**Set task**: Transcribe all of the material exactly.

▬▬▬▬▬▬▬▬▬▬

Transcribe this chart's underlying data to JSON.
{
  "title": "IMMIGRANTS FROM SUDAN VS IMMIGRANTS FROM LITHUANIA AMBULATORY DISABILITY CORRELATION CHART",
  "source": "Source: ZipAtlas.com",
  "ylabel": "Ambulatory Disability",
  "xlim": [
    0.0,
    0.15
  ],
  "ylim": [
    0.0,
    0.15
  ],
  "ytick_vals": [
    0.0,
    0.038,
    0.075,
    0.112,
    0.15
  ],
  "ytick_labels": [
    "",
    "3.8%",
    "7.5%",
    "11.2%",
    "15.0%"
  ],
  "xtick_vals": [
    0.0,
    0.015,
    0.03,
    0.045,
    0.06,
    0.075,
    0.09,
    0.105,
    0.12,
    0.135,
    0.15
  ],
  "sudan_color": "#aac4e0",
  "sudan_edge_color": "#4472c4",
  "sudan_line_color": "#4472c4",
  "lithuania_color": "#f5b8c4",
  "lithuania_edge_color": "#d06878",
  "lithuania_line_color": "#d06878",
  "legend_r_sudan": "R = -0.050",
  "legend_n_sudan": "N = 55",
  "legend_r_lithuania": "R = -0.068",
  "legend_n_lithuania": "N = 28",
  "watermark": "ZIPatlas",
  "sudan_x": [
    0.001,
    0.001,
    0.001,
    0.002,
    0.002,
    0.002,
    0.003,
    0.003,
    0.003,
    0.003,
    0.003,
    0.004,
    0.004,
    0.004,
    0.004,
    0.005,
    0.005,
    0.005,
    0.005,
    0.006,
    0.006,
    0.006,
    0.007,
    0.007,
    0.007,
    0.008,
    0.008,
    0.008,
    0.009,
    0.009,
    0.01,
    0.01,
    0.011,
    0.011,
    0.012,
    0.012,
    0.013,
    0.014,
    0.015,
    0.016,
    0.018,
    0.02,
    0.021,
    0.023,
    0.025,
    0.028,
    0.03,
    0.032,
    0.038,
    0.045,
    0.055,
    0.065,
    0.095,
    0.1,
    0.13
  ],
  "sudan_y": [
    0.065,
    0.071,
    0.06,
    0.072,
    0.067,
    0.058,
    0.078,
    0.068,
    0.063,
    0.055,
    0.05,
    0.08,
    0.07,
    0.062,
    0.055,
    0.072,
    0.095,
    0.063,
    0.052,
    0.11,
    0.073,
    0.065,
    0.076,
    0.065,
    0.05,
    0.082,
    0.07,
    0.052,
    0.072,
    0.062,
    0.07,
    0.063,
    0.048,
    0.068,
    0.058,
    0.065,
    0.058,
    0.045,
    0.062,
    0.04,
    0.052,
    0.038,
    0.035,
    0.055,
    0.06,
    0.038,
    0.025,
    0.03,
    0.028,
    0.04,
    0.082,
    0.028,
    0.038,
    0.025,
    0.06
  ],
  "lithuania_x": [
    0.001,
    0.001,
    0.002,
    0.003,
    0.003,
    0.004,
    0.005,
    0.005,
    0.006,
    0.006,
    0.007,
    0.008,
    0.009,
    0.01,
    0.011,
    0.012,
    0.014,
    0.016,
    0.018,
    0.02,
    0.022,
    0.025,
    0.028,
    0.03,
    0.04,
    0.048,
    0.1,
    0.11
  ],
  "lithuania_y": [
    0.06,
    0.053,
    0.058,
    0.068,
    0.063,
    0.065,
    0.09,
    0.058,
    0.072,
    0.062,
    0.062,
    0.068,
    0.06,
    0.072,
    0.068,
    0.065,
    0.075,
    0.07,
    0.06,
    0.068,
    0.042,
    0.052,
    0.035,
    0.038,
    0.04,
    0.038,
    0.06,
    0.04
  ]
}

▬▬▬▬▬▬▬▬▬▬

**Task answer**:
Transcribe this chart's underlying data to JSON.
{
  "title": "IMMIGRANTS FROM SUDAN VS IMMIGRANTS FROM LITHUANIA AMBULATORY DISABILITY CORRELATION CHART",
  "source": "Source: ZipAtlas.com",
  "ylabel": "Ambulatory Disability",
  "xlim": [
    0.0,
    0.15
  ],
  "ylim": [
    0.0,
    0.15
  ],
  "ytick_vals": [
    0.0,
    0.038,
    0.075,
    0.112,
    0.15
  ],
  "ytick_labels": [
    "",
    "3.8%",
    "7.5%",
    "11.2%",
    "15.0%"
  ],
  "xtick_vals": [
    0.0,
    0.015,
    0.03,
    0.045,
    0.06,
    0.075,
    0.09,
    0.105,
    0.12,
    0.135,
    0.15
  ],
  "sudan_color": "#aac4e0",
  "sudan_edge_color": "#4472c4",
  "sudan_line_color": "#4472c4",
  "lithuania_color": "#f5b8c4",
  "lithuania_edge_color": "#d06878",
  "lithuania_line_color": "#d06878",
  "legend_r_sudan": "R = -0.050",
  "legend_n_sudan": "N = 55",
  "legend_r_lithuania": "R = -0.068",
  "legend_n_lithuania": "N = 28",
  "watermark": "ZIPatlas",
  "sudan_x": [
    0.001,
    0.001,
    0.001,
    0.002,
    0.002,
    0.002,
    0.003,
    0.003,
    0.003,
    0.003,
    0.003,
    0.004,
    0.004,
    0.004,
    0.004,
    0.005,
    0.005,
    0.005,
    0.005,
    0.006,
    0.006,
    0.006,
    0.007,
    0.007,
    0.007,
    0.008,
    0.008,
    0.008,
    0.009,
    0.009,
    0.01,
    0.01,
    0.011,
    0.011,
    0.012,
    0.012,
    0.013,
    0.014,
    0.015,
    0.016,
    0.018,
    0.02,
    0.021,
    0.023,
    0.025,
    0.028,
    0.03,
    0.032,
    0.038,
    0.045,
    0.055,
    0.065,
    0.095,
    0.1,
    0.13
  ],
  "sudan_y": [
    0.065,
    0.071,
    0.06,
    0.072,
    0.067,
    0.058,
    0.078,
    0.068,
    0.063,
    0.055,
    0.05,
    0.08,
    0.07,
    0.062,
    0.055,
    0.072,
    0.095,
    0.063,
    0.052,
    0.11,
    0.073,
    0.065,
    0.076,
    0.065,
    0.05,
    0.082,
    0.07,
    0.052,
    0.072,
    0.062,
    0.07,
    0.063,
    0.048,
    0.068,
    0.058,
    0.065,
    0.058,
    0.045,
    0.062,
    0.04,
    0.052,
    0.038,
    0.035,
    0.055,
    0.06,
    0.038,
    0.025,
    0.03,
    0.028,
    0.04,
    0.082,
    0.028,
    0.038,
    0.025,
    0.06
  ],
  "lithuania_x": [
    0.001,
    0.001,
    0.002,
    0.003,
    0.003,
    0.004,
    0.005,
    0.005,
    0.006,
    0.006,
    0.007,
    0.008,
    0.009,
    0.01,
    0.011,
    0.012,
    0.014,
    0.016,
    0.018,
    0.02,
    0.022,
    0.025,
    0.028,
    0.03,
    0.04,
    0.048,
    0.1,
    0.11
  ],
  "lithuania_y": [
    0.06,
    0.053,
    0.058,
    0.068,
    0.063,
    0.065,
    0.09,
    0.058,
    0.072,
    0.062,
    0.062,
    0.068,
    0.06,
    0.072,
    0.068,
    0.065,
    0.075,
    0.07,
    0.06,
    0.068,
    0.042,
    0.052,
    0.035,
    0.038,
    0.04,
    0.038,
    0.06,
    0.04
  ]
}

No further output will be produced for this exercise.